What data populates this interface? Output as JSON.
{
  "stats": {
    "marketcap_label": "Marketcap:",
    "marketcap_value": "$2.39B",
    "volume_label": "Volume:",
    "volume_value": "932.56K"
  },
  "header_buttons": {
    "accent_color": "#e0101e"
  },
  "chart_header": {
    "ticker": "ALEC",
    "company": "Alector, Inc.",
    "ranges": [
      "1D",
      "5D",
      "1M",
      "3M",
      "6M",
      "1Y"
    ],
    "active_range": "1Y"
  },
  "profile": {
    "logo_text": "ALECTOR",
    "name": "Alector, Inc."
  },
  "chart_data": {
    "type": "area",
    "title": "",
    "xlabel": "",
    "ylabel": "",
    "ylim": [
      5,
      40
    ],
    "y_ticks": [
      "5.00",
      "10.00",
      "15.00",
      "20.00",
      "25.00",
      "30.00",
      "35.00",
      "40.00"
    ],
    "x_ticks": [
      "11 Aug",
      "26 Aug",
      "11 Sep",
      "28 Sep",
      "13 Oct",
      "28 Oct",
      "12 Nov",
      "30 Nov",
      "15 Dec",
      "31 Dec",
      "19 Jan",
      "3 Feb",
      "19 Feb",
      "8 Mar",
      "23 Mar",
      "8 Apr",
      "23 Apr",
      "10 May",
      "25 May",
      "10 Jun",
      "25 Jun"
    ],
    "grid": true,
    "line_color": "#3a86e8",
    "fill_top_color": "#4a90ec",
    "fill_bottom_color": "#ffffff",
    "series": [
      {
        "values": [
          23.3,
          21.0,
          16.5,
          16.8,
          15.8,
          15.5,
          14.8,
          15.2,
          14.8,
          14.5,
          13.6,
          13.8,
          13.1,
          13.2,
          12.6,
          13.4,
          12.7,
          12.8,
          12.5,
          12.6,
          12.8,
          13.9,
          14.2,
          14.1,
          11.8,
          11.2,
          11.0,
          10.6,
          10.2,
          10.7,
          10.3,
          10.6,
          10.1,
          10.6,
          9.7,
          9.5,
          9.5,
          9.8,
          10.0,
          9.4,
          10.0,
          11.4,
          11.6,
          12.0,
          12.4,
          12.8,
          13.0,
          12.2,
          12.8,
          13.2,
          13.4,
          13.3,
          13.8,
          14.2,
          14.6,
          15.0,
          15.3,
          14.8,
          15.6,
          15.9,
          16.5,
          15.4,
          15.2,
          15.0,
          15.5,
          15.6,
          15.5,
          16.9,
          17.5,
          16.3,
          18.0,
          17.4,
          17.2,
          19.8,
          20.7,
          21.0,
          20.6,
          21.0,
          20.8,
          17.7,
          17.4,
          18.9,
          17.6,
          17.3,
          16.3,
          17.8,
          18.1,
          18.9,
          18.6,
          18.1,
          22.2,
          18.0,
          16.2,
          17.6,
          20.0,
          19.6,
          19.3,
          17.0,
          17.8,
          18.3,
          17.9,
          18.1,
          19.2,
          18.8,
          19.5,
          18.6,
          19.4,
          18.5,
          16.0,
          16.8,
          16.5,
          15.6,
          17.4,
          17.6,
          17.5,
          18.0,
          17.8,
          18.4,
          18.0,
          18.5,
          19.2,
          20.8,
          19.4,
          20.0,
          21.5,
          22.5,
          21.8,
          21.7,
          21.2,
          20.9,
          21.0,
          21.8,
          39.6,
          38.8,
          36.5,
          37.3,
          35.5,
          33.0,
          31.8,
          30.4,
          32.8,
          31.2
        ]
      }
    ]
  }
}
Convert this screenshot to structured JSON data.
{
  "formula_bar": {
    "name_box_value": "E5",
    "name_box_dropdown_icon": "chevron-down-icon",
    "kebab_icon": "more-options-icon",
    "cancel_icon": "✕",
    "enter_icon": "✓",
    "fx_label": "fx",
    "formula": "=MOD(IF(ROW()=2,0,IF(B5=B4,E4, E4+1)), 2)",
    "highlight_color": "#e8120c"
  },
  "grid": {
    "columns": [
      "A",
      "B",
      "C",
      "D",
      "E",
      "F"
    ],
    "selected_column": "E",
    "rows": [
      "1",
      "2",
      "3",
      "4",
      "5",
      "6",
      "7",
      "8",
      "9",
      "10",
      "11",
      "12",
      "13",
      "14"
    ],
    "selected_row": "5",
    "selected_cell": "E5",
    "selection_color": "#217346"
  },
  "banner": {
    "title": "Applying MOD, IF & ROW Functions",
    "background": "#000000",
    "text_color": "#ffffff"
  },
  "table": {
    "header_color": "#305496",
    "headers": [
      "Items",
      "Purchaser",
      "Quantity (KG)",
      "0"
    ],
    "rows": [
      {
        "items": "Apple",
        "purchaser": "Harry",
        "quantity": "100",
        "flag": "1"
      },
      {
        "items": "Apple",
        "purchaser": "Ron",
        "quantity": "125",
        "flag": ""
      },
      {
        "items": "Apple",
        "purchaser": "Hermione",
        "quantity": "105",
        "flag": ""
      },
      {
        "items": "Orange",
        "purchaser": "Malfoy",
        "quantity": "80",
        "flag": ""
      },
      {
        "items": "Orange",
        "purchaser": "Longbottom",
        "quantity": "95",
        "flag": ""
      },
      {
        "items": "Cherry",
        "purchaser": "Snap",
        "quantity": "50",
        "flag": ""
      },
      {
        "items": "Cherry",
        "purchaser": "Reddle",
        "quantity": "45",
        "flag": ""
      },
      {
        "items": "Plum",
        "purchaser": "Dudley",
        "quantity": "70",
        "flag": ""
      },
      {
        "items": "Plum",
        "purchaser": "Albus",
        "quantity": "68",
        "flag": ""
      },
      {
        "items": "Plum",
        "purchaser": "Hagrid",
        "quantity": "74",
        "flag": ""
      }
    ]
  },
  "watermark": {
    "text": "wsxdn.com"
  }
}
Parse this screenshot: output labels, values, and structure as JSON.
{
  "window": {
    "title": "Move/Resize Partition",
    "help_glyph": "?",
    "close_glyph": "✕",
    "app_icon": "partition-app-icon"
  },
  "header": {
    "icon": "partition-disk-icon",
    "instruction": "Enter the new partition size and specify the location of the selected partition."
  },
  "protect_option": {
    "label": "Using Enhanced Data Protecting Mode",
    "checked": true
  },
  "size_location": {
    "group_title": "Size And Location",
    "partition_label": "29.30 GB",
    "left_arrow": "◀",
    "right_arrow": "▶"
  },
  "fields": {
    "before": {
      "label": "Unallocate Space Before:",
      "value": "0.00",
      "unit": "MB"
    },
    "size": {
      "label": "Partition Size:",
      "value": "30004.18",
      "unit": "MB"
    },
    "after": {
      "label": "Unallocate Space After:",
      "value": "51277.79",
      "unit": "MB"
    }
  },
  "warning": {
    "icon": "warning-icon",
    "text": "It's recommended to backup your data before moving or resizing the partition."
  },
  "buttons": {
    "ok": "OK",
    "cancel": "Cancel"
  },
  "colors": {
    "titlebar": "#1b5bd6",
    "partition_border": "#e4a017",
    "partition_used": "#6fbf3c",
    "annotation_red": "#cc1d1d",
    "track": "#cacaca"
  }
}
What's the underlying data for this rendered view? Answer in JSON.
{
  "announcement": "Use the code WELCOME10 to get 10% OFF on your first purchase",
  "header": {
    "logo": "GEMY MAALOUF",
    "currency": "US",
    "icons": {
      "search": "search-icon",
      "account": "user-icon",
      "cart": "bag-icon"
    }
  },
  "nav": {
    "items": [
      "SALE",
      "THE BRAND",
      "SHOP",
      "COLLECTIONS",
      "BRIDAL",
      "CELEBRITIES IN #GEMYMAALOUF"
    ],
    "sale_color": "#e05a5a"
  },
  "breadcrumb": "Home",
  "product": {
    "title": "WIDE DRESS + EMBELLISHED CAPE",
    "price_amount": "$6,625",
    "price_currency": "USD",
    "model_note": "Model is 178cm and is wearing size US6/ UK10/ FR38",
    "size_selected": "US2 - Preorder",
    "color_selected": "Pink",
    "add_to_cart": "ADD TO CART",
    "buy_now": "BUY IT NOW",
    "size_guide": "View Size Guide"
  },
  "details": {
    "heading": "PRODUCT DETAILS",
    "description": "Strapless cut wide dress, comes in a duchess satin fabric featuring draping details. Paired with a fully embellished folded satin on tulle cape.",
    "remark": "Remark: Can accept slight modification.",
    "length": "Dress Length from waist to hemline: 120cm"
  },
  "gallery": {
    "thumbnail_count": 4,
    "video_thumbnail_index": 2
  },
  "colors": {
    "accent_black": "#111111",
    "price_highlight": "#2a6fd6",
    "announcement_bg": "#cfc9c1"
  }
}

• _Aim of the task_
Show the lines of the data that hold the word "Unallocate".

• _Task output_
      "label": "Unallocate Space Before:",
      "label": "Unallocate Space After:",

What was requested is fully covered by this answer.